--- Start of DATA PROVIDED ---

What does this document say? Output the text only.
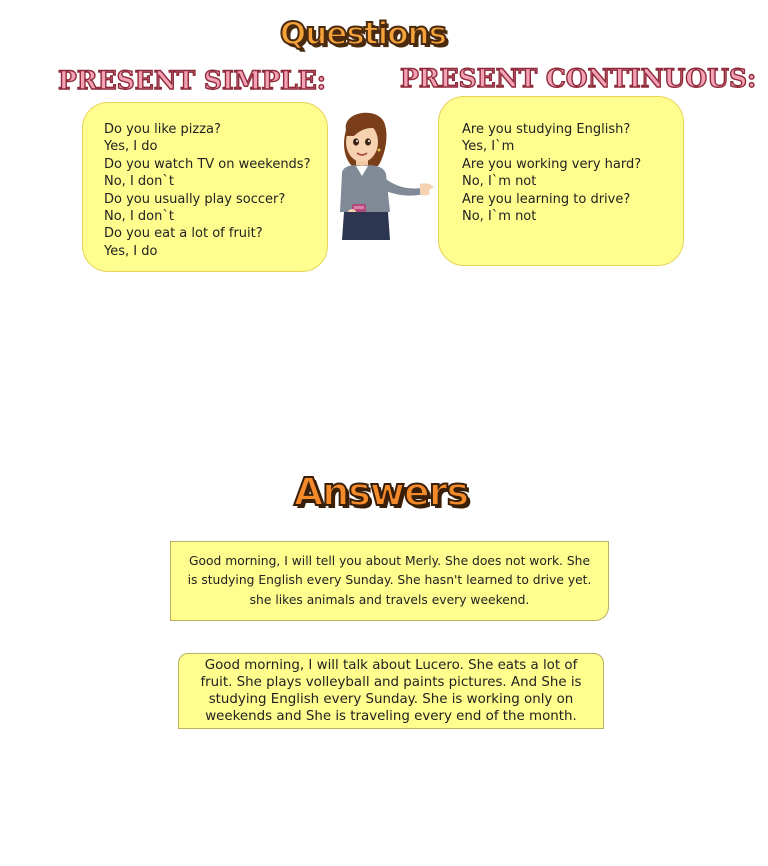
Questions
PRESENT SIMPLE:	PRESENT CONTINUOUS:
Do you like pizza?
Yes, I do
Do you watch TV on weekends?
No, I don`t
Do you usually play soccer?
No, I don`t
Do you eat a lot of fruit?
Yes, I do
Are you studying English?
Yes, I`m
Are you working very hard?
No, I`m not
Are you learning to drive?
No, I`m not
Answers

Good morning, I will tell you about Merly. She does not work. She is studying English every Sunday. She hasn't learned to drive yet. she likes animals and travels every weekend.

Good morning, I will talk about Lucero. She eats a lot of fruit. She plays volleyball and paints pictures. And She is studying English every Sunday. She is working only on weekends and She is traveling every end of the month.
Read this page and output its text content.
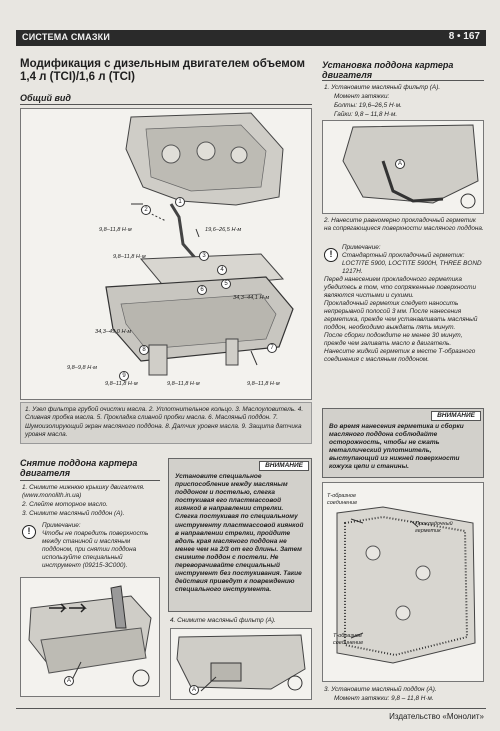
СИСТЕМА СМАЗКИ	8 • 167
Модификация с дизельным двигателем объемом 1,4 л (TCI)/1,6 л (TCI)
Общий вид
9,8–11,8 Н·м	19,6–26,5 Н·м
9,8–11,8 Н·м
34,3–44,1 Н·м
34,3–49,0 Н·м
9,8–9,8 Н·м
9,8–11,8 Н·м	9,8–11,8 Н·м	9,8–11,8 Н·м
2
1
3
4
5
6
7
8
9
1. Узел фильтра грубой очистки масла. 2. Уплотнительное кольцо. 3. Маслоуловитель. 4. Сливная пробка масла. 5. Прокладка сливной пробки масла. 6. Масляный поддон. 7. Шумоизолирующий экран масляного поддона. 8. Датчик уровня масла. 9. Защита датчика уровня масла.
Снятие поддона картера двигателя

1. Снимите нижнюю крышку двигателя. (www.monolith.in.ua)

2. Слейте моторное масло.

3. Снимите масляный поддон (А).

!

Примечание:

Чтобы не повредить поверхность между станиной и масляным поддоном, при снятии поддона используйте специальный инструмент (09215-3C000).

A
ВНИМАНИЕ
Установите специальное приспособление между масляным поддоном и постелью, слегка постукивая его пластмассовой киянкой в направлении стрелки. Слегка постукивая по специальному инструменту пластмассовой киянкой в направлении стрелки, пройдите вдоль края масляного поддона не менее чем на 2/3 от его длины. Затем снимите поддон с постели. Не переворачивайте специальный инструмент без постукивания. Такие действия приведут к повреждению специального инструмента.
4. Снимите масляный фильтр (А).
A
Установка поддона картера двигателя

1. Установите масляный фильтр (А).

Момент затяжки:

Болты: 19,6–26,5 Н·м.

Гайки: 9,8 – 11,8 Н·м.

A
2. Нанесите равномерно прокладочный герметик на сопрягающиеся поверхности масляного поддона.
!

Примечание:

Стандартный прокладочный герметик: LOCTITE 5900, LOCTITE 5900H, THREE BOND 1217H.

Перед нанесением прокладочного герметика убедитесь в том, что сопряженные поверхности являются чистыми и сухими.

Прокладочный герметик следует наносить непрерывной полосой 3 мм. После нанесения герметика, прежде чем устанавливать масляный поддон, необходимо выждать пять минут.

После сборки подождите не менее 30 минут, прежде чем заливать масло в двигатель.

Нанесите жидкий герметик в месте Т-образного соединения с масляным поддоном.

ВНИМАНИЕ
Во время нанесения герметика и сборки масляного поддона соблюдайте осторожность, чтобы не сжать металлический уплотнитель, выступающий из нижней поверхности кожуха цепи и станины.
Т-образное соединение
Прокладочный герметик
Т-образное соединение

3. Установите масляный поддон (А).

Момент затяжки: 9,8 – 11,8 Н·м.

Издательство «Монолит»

--- End of DATA PROVIDED ---
--- Start of DATA PROVIDED ---

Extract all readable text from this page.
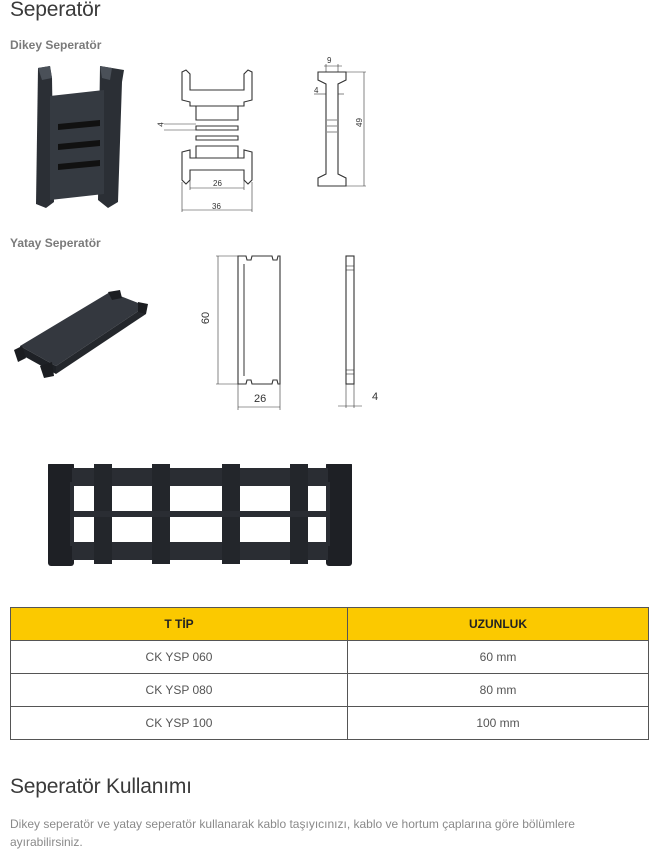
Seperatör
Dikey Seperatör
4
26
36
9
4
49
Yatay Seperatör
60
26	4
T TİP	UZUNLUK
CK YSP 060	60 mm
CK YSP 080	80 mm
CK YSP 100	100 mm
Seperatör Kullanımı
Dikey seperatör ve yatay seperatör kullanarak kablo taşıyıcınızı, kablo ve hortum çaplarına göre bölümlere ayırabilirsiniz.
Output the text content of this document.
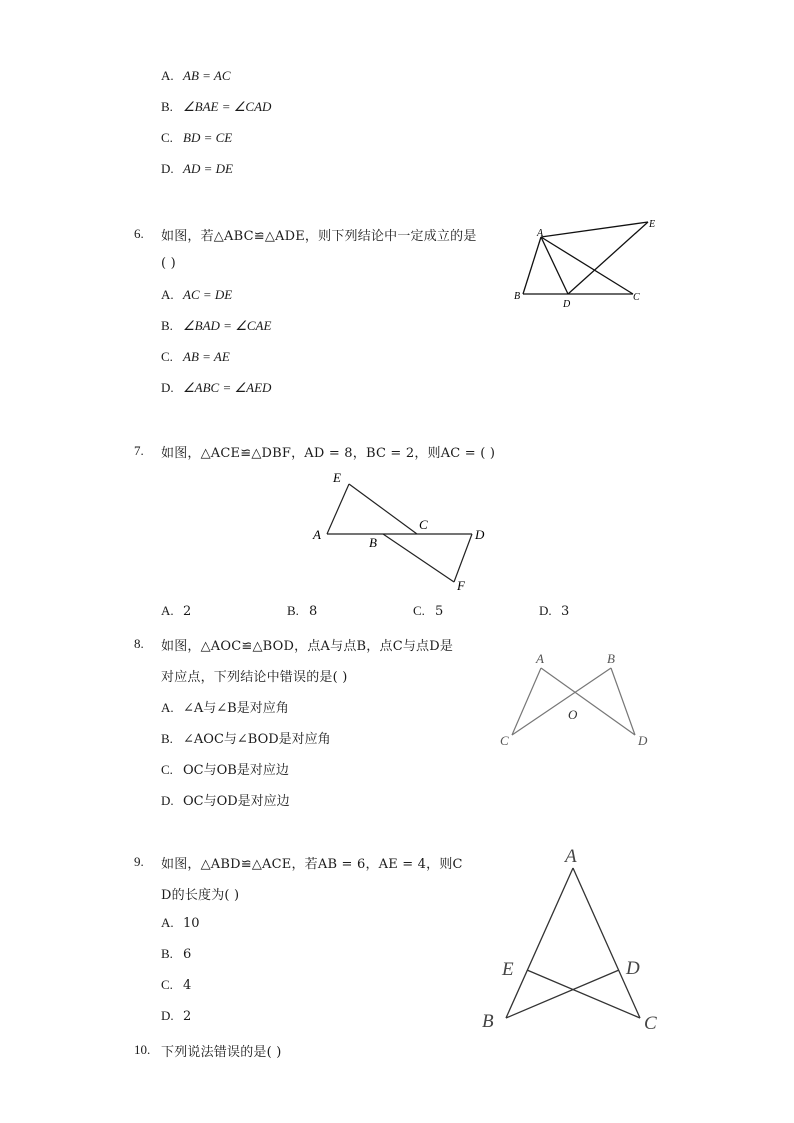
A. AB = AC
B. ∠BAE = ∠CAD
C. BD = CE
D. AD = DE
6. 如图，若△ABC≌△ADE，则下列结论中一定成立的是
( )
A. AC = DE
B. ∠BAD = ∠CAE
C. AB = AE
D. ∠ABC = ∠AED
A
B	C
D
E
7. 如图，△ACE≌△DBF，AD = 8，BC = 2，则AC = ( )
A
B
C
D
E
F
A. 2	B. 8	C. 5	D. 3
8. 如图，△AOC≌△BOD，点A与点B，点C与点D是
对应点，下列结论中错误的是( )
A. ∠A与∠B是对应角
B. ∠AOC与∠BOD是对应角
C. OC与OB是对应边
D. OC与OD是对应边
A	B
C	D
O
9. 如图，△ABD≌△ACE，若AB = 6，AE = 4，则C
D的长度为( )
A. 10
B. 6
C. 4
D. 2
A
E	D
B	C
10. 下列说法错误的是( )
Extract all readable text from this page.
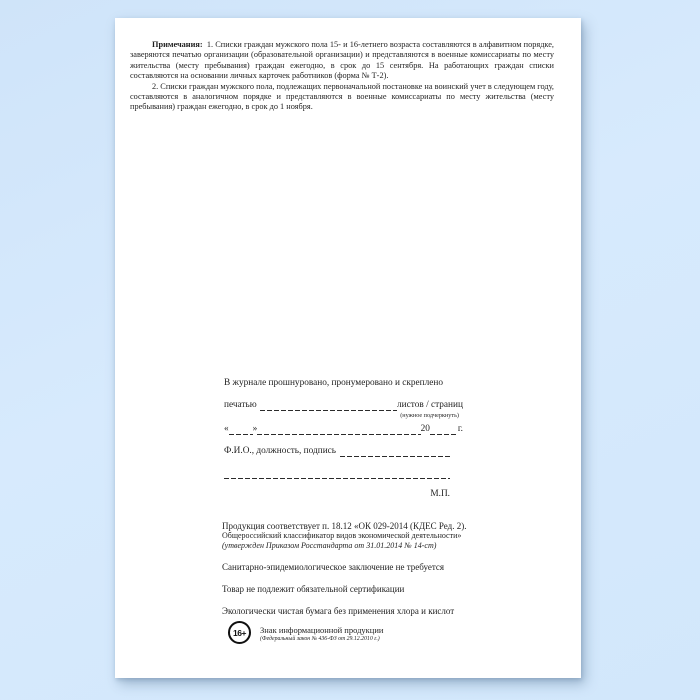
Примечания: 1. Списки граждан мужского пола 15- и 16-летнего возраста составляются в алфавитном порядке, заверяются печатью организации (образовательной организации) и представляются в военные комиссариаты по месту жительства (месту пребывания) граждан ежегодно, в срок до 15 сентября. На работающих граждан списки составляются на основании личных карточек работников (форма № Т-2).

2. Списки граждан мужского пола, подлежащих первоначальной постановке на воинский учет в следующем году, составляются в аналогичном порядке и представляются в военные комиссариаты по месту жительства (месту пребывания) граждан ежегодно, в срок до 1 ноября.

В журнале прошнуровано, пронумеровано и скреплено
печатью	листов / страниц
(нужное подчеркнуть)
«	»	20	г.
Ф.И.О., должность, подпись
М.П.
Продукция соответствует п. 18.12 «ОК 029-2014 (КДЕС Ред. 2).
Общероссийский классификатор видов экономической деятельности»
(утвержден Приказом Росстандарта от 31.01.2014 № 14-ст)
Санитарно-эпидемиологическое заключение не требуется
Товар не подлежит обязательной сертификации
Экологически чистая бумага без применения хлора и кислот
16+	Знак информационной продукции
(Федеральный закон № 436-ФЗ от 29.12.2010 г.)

--- End of DATA PROVIDED ---

AIM ▸
Show every line where the string "does" appears.

THE ANSWER ▸
What does this document say? Output the text only.
Good morning, I will tell you about Merly. She does not work. She is studying English every Sunday. She hasn't learned to drive yet. she likes animals and travels every weekend.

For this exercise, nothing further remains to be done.